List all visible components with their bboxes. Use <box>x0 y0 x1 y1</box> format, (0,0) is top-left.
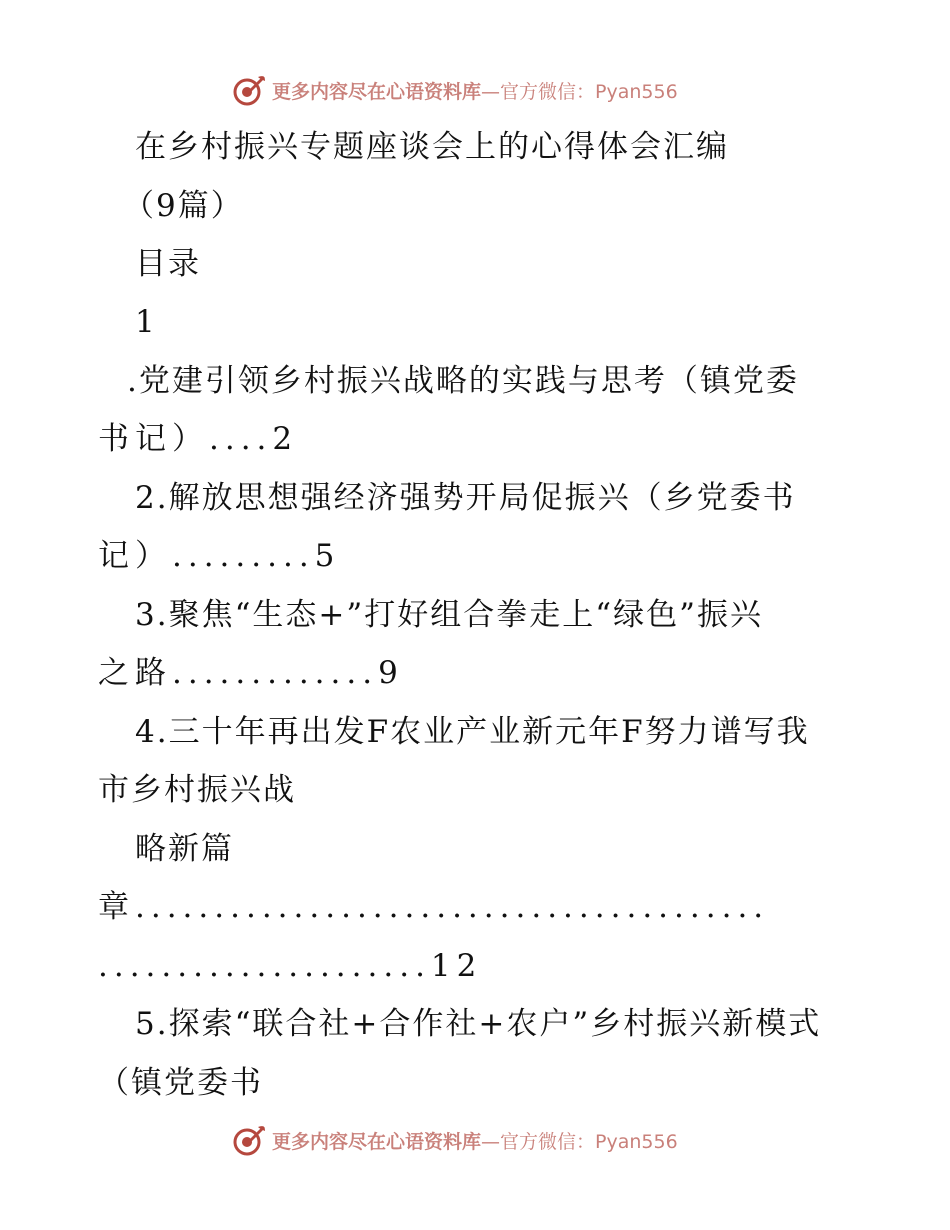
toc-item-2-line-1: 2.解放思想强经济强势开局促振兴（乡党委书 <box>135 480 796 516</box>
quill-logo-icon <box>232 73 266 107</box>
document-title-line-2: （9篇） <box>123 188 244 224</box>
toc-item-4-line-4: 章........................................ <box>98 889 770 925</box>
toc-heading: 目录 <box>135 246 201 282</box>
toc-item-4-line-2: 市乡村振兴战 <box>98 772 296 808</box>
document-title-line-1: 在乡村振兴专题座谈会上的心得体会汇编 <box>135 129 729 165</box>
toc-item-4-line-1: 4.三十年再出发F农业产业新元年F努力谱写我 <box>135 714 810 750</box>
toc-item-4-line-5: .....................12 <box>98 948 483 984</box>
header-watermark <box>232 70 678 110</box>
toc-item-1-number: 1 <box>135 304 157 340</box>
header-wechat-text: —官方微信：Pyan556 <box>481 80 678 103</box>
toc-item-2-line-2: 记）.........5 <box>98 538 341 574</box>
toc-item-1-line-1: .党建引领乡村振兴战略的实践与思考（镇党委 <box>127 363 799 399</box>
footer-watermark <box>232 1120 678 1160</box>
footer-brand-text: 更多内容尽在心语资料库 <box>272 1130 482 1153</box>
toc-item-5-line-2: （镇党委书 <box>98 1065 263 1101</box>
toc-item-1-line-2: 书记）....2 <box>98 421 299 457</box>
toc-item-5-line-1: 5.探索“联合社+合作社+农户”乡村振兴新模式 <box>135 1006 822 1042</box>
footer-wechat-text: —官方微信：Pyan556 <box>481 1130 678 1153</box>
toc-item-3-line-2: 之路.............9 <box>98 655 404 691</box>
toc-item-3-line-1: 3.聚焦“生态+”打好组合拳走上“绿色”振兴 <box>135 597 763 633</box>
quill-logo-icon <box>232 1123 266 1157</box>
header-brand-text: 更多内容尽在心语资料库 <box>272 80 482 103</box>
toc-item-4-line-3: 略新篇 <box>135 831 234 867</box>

_____

**WHAT NEEDS TO BE DONE**. Copy the listing above line for line, leaving out the picture.

**THE ANSWER**.
List all visible components with their bboxes. Use <box>x0 y0 x1 y1</box> format, (0,0) is top-left.
toc-item-2-line-1: 2.解放思想强经济强势开局促振兴（乡党委书 <box>135 480 796 516</box>
quill-logo-icon <box>232 73 266 107</box>
document-title-line-2: （9篇） <box>123 188 244 224</box>
toc-item-4-line-4: 章........................................ <box>98 889 770 925</box>
toc-heading: 目录 <box>135 246 201 282</box>
toc-item-4-line-2: 市乡村振兴战 <box>98 772 296 808</box>
document-title-line-1: 在乡村振兴专题座谈会上的心得体会汇编 <box>135 129 729 165</box>
toc-item-4-line-1: 4.三十年再出发F农业产业新元年F努力谱写我 <box>135 714 810 750</box>
toc-item-4-line-5: .....................12 <box>98 948 483 984</box>
header-watermark <box>232 70 678 110</box>
toc-item-1-number: 1 <box>135 304 157 340</box>
header-wechat-text: —官方微信：Pyan556 <box>481 80 678 103</box>
toc-item-2-line-2: 记）.........5 <box>98 538 341 574</box>
toc-item-1-line-1: .党建引领乡村振兴战略的实践与思考（镇党委 <box>127 363 799 399</box>
footer-watermark <box>232 1120 678 1160</box>
footer-brand-text: 更多内容尽在心语资料库 <box>272 1130 482 1153</box>
toc-item-5-line-2: （镇党委书 <box>98 1065 263 1101</box>
toc-item-1-line-2: 书记）....2 <box>98 421 299 457</box>
toc-item-5-line-1: 5.探索“联合社+合作社+农户”乡村振兴新模式 <box>135 1006 822 1042</box>
footer-wechat-text: —官方微信：Pyan556 <box>481 1130 678 1153</box>
toc-item-3-line-2: 之路.............9 <box>98 655 404 691</box>
toc-item-3-line-1: 3.聚焦“生态+”打好组合拳走上“绿色”振兴 <box>135 597 763 633</box>
quill-logo-icon <box>232 1123 266 1157</box>
header-brand-text: 更多内容尽在心语资料库 <box>272 80 482 103</box>
toc-item-4-line-3: 略新篇 <box>135 831 234 867</box>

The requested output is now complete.